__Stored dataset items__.
╔══
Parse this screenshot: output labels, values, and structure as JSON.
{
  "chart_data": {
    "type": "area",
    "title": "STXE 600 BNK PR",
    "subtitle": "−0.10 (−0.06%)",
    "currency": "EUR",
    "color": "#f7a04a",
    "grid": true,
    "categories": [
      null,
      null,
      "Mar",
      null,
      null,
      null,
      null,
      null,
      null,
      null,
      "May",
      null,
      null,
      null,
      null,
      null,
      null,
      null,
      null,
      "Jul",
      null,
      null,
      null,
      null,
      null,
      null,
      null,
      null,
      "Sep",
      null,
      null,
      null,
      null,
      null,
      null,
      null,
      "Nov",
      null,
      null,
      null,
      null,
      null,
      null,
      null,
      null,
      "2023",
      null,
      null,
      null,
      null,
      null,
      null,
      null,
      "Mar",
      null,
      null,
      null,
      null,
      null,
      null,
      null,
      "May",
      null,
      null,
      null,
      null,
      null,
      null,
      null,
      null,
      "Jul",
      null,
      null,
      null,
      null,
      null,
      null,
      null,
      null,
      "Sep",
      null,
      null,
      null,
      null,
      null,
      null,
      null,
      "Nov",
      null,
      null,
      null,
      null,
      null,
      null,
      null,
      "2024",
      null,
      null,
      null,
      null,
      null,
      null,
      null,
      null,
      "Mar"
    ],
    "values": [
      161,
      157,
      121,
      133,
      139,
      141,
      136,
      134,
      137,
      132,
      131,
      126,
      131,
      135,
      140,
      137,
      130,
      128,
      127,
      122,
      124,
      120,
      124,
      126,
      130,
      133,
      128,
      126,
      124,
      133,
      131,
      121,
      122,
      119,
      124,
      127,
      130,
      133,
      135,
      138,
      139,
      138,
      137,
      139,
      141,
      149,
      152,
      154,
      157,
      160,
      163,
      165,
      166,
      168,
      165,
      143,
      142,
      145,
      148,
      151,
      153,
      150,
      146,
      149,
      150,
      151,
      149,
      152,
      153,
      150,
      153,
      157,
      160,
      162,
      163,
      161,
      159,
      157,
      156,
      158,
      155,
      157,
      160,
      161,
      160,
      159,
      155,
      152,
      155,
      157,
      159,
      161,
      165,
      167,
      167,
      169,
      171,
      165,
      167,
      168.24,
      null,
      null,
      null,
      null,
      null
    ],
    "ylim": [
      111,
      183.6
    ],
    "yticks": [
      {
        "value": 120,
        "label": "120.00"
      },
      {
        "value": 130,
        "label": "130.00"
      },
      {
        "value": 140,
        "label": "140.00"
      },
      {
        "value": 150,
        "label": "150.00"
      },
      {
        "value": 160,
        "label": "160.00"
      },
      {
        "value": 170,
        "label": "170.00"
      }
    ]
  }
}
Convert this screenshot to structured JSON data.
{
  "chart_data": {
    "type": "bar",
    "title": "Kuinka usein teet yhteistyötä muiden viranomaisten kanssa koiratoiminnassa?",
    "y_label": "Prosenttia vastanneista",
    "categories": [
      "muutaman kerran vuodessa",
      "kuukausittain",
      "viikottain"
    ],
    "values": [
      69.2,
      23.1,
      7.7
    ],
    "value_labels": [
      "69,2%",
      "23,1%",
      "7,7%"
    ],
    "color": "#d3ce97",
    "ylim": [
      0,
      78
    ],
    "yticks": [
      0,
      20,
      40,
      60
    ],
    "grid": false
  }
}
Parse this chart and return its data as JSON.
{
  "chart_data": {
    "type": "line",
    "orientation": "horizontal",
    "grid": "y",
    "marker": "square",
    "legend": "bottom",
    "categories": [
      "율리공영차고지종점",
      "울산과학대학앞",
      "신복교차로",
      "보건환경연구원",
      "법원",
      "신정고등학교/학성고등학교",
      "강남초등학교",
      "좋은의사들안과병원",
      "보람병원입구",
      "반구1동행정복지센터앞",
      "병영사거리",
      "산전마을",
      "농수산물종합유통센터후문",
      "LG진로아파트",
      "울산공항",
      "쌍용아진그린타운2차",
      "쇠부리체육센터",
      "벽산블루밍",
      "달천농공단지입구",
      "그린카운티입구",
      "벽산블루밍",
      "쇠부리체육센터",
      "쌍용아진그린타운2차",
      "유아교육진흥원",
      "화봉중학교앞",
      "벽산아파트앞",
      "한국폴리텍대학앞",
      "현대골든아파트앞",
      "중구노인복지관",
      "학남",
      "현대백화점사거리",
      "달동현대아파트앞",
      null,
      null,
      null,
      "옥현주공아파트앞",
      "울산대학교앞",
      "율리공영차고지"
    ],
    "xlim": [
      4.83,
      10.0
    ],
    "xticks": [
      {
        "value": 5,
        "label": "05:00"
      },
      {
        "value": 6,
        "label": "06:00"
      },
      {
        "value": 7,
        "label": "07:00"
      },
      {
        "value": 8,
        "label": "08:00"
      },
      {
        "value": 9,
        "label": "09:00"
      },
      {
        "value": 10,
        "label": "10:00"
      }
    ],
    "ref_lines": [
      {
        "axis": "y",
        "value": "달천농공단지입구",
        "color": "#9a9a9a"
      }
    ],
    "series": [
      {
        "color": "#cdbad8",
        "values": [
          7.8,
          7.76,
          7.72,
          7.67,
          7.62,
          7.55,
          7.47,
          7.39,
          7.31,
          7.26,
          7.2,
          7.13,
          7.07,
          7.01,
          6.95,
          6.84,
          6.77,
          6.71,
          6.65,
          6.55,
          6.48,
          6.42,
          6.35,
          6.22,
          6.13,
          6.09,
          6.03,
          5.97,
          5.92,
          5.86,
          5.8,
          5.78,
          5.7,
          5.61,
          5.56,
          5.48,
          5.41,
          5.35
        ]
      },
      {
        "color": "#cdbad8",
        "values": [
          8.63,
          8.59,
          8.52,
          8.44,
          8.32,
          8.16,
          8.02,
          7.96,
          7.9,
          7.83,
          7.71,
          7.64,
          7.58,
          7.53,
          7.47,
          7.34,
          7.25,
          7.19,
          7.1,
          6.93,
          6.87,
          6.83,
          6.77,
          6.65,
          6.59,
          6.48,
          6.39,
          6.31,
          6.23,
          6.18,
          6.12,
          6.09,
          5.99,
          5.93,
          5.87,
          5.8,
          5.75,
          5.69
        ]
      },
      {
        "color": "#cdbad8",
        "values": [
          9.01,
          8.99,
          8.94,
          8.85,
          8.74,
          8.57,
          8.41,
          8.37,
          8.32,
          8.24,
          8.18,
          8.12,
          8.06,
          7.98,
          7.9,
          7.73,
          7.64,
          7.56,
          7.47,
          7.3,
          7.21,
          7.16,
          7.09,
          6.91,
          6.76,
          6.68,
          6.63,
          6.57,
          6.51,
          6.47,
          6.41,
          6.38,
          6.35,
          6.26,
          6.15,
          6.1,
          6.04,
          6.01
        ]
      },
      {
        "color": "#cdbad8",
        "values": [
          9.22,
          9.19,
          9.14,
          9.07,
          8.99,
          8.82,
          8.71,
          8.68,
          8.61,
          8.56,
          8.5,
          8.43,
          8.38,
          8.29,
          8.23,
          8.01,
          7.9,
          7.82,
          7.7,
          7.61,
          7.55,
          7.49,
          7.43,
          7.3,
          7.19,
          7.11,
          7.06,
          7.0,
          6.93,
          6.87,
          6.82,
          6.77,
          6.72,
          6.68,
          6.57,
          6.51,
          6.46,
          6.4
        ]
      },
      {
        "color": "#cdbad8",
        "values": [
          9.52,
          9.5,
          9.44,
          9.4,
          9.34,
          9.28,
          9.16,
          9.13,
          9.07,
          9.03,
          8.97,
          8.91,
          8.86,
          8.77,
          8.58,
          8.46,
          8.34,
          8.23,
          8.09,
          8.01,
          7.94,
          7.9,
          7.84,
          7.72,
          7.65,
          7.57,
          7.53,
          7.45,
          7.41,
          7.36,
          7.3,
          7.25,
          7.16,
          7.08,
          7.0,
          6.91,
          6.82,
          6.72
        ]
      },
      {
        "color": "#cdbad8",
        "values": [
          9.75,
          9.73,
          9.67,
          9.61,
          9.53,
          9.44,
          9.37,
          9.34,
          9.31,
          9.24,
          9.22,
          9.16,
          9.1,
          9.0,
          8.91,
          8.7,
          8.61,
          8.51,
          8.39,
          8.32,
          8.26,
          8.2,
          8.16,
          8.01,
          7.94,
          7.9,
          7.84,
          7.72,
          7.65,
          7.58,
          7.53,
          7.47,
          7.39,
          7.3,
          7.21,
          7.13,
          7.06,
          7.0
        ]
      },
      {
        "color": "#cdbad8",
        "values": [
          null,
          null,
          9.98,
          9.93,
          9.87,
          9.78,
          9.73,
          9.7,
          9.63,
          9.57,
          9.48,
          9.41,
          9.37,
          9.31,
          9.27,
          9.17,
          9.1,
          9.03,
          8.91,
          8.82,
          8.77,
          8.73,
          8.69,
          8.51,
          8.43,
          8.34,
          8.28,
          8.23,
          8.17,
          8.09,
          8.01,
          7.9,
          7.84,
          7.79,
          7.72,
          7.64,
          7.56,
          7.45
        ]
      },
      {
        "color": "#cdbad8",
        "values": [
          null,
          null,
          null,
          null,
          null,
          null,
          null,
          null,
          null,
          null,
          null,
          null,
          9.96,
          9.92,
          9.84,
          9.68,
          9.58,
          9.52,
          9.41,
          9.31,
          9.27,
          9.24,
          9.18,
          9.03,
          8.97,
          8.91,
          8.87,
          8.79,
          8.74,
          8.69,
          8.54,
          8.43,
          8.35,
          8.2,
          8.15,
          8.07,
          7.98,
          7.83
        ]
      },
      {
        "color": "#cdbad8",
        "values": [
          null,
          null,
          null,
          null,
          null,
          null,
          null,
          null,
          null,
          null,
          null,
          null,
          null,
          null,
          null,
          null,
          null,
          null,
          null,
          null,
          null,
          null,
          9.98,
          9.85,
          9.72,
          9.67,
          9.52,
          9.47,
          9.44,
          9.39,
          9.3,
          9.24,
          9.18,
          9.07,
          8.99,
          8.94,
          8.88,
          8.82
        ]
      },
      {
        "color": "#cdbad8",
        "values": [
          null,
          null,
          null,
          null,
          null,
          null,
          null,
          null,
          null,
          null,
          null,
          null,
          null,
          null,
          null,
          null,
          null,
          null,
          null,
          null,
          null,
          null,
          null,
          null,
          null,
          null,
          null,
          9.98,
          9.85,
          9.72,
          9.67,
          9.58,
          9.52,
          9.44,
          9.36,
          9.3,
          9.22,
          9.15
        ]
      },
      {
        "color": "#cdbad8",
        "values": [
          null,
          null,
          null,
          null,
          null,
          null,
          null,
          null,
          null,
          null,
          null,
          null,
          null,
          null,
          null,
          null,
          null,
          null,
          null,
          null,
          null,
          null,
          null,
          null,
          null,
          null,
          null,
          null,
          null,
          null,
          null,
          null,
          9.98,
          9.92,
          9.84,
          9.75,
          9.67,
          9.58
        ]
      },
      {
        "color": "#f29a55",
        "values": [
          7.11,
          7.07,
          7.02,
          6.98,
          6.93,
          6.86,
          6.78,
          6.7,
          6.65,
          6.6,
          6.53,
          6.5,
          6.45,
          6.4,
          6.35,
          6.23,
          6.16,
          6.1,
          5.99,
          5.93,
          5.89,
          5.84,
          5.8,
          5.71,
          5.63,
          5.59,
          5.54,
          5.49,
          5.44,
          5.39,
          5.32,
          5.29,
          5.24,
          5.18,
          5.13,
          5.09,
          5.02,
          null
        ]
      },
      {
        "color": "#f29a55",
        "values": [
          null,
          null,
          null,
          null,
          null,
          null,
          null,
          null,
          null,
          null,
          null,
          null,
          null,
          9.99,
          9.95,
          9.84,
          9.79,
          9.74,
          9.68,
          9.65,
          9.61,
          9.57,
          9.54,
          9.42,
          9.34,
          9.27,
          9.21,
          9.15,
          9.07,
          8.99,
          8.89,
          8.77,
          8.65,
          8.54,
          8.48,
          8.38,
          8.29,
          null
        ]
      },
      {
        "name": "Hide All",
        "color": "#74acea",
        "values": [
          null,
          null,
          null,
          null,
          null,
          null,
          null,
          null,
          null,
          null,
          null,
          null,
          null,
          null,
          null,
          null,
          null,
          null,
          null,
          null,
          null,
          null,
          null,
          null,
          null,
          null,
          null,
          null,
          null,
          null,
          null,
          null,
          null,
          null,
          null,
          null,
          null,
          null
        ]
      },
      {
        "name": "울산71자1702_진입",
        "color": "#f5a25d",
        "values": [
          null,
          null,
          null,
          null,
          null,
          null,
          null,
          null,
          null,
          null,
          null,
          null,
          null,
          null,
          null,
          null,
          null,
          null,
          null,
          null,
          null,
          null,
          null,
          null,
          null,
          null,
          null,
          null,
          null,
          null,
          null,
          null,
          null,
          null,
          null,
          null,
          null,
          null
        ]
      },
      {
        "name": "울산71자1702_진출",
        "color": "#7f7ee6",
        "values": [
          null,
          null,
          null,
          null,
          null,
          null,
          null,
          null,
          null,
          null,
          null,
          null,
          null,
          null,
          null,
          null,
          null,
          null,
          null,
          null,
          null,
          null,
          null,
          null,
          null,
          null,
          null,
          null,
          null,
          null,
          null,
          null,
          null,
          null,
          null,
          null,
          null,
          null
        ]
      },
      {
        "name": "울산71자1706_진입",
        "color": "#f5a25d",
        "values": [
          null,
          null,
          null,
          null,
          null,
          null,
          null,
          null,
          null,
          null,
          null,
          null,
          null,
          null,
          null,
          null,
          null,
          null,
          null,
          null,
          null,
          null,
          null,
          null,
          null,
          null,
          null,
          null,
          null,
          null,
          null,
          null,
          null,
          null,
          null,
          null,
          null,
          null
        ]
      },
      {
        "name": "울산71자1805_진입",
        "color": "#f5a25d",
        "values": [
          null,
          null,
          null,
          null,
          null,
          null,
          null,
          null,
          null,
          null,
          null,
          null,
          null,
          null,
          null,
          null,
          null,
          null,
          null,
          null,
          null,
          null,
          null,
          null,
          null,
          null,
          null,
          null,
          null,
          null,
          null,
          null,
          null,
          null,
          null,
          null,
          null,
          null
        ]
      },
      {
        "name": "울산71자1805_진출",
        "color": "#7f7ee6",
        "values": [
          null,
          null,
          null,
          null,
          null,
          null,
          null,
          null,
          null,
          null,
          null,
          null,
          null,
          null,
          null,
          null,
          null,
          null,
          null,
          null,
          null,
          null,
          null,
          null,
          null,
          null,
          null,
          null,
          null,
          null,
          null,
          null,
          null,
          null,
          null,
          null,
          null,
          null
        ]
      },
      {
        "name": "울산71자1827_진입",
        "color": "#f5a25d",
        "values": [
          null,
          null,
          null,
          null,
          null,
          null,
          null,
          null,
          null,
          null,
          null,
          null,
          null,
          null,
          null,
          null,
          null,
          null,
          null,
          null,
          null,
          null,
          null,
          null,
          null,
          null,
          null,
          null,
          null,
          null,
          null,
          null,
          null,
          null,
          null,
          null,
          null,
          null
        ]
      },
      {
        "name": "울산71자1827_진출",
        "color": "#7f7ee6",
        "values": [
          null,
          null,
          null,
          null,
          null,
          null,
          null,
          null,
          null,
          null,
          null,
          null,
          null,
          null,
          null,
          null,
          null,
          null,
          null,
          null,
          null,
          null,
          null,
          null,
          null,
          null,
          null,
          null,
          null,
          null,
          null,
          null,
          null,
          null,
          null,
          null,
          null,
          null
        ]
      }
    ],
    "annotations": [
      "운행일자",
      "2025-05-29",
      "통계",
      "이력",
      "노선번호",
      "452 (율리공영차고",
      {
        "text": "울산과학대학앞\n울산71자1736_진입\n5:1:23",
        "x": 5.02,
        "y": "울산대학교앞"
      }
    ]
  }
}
╚══
__WHAT IS NEEDED__. Copy out every line from the data above that has "this" in it.

__FINAL ANSWER__.
Parse this screenshot: output labels, values, and structure as JSON.
Convert this screenshot to structured JSON data.
Parse this chart and return its data as JSON.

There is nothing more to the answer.